Provided text:

************

I’ve known about conversational implicature a lot longer than I’ve known Larry. In 1967 I read Grice’s “Logical and Conversation” in mimeograph, shortly after his William James lectures, and I read its precursor “Implication,” section III of “The Causal Theory of Perception”, well before that. And I’ve thought, read, and written about implicature off and on ever since. Nevertheless, I know a lot less about it than Larry does, and that’s not even taking into account everything he has uncovered about what was said on the subject long before Grice, even centuries before. So, now that I’ve betrayed my ignorance, I’ll display my insolence. I’m going to identify the most pervasive and pernicious misconceptions about implicature that I’ve noticed over the years.

Only the last two or three, I hope, will seem contentious (unless otherwise indicated, by implicature I will always mean conversational implicature). Here’s the list:

1. Sentences have implicatures.
2. Implicatures are inferences.
3. Implicatures can’t be entailments.
4. Gricean maxims apply only to implicatures.
5. For what is implicated to be figured out, what is said must be determined first.
6. All pragmatic implications are implicatures.
7. Implicatures are not part of the truth-conditional contents of utterances.
8. If something is meant but unsaid, it must be implicated.
9. Scalar “implicatures” are implicatures.
10. Conventional “implicatures” are implicatures.

************

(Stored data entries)
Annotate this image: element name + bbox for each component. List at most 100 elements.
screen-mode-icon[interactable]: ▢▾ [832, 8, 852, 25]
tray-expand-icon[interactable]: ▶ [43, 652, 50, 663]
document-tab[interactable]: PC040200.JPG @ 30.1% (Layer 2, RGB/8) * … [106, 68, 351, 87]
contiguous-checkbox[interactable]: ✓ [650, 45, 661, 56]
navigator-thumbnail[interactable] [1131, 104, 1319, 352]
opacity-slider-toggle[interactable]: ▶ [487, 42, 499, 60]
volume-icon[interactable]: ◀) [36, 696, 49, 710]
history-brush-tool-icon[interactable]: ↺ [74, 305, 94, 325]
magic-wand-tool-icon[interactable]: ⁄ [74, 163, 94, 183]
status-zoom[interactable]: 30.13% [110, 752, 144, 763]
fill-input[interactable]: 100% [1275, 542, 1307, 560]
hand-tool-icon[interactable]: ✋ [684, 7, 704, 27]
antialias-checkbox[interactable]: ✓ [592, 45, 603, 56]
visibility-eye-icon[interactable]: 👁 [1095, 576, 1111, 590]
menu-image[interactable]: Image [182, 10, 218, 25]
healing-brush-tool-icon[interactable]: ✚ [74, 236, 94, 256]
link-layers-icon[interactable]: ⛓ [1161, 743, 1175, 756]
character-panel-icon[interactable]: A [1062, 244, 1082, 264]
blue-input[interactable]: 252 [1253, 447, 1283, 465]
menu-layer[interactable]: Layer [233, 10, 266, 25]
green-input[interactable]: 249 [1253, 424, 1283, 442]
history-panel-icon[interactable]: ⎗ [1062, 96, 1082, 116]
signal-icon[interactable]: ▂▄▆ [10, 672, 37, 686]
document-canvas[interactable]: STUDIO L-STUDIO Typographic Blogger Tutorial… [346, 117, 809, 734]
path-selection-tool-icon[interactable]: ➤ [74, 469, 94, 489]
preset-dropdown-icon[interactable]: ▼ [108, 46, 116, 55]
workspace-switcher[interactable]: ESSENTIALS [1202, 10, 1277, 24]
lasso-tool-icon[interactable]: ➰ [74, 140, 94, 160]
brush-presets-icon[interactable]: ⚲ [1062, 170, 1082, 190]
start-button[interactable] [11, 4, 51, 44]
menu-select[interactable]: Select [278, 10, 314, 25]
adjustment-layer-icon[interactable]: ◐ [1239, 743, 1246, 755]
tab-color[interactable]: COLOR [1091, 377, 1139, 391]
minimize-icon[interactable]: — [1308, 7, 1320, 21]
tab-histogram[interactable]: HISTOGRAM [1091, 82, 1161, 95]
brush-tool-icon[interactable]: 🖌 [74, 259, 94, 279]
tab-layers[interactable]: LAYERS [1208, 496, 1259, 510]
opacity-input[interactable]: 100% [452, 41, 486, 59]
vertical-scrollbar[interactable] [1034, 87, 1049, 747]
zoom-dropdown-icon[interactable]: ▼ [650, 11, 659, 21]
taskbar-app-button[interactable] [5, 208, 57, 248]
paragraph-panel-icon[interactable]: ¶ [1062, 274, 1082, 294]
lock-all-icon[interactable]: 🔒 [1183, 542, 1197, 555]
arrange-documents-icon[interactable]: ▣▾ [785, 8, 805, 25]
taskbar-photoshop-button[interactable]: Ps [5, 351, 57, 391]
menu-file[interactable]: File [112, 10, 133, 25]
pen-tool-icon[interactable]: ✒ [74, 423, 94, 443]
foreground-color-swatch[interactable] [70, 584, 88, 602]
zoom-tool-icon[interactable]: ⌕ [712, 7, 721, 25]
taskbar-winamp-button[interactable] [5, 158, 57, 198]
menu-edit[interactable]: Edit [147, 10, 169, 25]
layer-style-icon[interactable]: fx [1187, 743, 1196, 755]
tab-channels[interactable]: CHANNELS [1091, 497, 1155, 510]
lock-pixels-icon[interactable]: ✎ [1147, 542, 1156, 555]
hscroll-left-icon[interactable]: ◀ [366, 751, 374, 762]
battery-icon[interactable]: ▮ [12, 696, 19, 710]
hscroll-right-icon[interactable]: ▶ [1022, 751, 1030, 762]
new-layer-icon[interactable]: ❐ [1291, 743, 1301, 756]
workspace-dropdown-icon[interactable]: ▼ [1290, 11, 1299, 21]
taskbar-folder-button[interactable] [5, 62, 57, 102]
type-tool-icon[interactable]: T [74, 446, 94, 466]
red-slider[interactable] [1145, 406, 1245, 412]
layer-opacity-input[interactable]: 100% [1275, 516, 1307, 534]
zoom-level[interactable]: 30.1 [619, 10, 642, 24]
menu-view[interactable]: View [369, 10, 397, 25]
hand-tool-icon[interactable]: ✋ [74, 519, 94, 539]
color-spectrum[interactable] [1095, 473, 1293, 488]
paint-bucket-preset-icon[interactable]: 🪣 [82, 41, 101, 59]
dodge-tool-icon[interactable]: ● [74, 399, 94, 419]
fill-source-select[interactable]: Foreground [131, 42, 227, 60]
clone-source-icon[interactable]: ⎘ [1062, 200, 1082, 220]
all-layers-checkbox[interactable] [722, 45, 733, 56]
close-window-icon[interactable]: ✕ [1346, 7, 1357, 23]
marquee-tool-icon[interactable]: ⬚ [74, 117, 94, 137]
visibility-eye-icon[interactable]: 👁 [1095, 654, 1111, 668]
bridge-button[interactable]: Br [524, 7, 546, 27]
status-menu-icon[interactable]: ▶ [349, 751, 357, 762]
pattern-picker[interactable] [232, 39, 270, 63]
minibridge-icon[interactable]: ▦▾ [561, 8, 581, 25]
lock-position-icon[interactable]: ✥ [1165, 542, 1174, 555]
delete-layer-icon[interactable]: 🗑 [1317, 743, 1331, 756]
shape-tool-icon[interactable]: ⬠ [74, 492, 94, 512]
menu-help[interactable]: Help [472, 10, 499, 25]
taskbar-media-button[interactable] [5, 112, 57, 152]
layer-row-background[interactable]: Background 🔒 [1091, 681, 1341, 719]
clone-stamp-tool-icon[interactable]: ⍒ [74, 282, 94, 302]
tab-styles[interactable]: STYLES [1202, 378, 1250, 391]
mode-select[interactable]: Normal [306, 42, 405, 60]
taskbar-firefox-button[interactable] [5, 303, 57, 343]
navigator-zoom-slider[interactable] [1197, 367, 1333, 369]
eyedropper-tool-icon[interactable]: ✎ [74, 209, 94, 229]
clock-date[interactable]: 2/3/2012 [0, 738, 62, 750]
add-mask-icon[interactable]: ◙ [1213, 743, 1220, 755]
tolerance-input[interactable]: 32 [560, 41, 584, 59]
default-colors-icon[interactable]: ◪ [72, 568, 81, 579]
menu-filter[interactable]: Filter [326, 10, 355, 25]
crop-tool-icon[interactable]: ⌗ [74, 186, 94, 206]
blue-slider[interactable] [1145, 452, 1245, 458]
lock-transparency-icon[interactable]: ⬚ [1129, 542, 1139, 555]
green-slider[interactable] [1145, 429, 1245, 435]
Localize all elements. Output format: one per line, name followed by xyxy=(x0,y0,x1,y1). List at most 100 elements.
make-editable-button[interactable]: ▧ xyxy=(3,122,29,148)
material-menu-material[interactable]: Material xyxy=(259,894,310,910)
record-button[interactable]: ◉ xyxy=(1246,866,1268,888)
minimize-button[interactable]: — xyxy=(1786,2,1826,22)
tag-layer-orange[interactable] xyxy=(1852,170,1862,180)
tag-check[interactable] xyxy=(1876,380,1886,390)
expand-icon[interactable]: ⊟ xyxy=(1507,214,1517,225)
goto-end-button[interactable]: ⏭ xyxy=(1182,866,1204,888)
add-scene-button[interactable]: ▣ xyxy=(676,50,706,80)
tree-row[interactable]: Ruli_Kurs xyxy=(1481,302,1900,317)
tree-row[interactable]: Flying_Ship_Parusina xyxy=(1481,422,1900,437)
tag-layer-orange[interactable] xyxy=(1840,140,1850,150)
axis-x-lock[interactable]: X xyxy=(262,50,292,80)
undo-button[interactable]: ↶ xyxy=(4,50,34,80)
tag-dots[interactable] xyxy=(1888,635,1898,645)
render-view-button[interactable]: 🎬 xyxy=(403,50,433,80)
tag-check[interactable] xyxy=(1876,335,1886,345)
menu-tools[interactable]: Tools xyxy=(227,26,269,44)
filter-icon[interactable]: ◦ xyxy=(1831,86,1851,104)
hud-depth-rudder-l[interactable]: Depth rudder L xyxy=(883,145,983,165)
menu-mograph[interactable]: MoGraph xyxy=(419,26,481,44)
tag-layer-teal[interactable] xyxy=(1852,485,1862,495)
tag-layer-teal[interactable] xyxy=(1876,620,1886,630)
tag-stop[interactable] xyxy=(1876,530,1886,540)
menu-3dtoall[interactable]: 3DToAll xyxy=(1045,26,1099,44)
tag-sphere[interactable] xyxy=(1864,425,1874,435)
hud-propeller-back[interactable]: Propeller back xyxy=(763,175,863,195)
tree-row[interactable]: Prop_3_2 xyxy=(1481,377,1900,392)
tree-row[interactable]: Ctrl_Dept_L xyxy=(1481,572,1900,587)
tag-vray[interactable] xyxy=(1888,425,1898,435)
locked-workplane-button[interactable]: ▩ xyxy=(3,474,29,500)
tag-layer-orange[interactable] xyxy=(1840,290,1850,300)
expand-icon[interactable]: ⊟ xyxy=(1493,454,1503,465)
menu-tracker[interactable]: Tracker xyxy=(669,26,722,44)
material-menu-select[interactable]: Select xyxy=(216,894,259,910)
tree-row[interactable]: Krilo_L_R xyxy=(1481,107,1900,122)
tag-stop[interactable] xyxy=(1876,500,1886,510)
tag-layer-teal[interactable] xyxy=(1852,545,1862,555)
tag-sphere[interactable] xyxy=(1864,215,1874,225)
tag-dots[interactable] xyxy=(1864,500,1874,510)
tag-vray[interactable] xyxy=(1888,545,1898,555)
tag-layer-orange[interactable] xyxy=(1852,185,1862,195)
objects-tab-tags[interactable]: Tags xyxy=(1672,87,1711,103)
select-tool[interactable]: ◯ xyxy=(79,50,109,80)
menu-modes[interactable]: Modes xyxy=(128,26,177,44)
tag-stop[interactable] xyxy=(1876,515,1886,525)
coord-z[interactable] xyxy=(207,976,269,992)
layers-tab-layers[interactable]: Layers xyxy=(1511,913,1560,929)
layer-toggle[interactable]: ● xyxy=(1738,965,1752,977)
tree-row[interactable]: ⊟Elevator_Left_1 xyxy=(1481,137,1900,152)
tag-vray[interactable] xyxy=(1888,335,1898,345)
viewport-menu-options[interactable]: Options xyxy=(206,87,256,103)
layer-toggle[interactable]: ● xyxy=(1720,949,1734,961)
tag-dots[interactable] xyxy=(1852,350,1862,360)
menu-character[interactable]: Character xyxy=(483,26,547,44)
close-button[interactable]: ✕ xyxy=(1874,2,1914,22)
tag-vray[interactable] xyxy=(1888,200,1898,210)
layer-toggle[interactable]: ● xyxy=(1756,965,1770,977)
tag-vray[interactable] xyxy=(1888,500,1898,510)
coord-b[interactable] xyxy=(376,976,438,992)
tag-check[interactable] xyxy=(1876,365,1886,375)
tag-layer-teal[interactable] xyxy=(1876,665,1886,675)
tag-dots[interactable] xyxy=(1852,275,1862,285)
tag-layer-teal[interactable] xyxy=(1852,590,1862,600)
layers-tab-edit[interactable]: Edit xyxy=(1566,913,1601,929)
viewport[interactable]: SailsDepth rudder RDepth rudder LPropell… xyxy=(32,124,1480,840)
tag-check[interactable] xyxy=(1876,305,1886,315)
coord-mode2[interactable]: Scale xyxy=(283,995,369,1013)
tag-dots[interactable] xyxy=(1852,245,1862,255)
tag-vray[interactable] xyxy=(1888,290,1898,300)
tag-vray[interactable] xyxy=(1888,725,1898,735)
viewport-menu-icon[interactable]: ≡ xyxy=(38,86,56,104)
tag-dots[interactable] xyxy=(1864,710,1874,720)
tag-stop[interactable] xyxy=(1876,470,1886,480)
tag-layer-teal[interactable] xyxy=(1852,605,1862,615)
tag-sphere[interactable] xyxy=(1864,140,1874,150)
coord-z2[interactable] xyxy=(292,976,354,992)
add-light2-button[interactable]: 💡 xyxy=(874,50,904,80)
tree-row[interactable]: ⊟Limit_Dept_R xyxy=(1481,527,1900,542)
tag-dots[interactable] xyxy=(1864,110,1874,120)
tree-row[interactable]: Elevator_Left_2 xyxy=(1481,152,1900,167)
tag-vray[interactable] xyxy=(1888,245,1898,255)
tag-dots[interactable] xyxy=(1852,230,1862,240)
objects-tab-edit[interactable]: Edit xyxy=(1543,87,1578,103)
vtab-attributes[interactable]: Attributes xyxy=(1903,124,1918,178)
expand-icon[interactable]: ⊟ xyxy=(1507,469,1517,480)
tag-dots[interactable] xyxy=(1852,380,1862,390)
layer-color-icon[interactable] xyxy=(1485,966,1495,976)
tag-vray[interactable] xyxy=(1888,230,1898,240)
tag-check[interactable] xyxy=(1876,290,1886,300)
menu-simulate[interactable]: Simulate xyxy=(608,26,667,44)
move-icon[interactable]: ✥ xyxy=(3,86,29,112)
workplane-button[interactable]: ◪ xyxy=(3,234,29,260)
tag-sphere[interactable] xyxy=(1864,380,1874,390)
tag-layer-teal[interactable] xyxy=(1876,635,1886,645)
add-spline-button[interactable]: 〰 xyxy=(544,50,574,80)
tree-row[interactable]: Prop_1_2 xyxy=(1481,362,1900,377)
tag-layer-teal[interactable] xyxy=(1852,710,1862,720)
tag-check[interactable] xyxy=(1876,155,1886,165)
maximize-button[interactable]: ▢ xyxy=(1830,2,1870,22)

************

Questions on the material:
A: Answer these from the implicature text:
(i) In what year did the writer read Grice's work in mimeograph?
(ii) Which section of "The Causal Theory of Perception" is "Implication"?
(iii) Unless otherwise indicated, what will the writer always mean by implicature?
B: Rewrite the paragraph of the implicature text beginning "I've known about conversational implicature" as a shorter paragraph that keeps its main facts.
C: In the implicature text, take the part from "3. Implicatures can’t" up to and including "be determined first." and substitute "logical consequences" for "entailments".

Answers for the exercise:
A:
(i) 1967
(ii) Section III
(iii) Conversational implicature

B: The writer knew of conversational implicature before knowing Larry. The writer read Grice's work in mimeograph in 1967, shortly after his William James lectures, and had read its precursor, "Implication," even earlier. The writer has studied implicature on and off ever since. Still, the writer knows far less about it than Larry, who has also uncovered what was said on the subject long before Grice. The writer now plans to identify the most pervasive and pernicious misconceptions about implicature.

C:
3. Implicatures can’t be logical consequences.
4. Gricean maxims apply only to implicatures.
5. For what is implicated to be figured out, what is said must be determined first.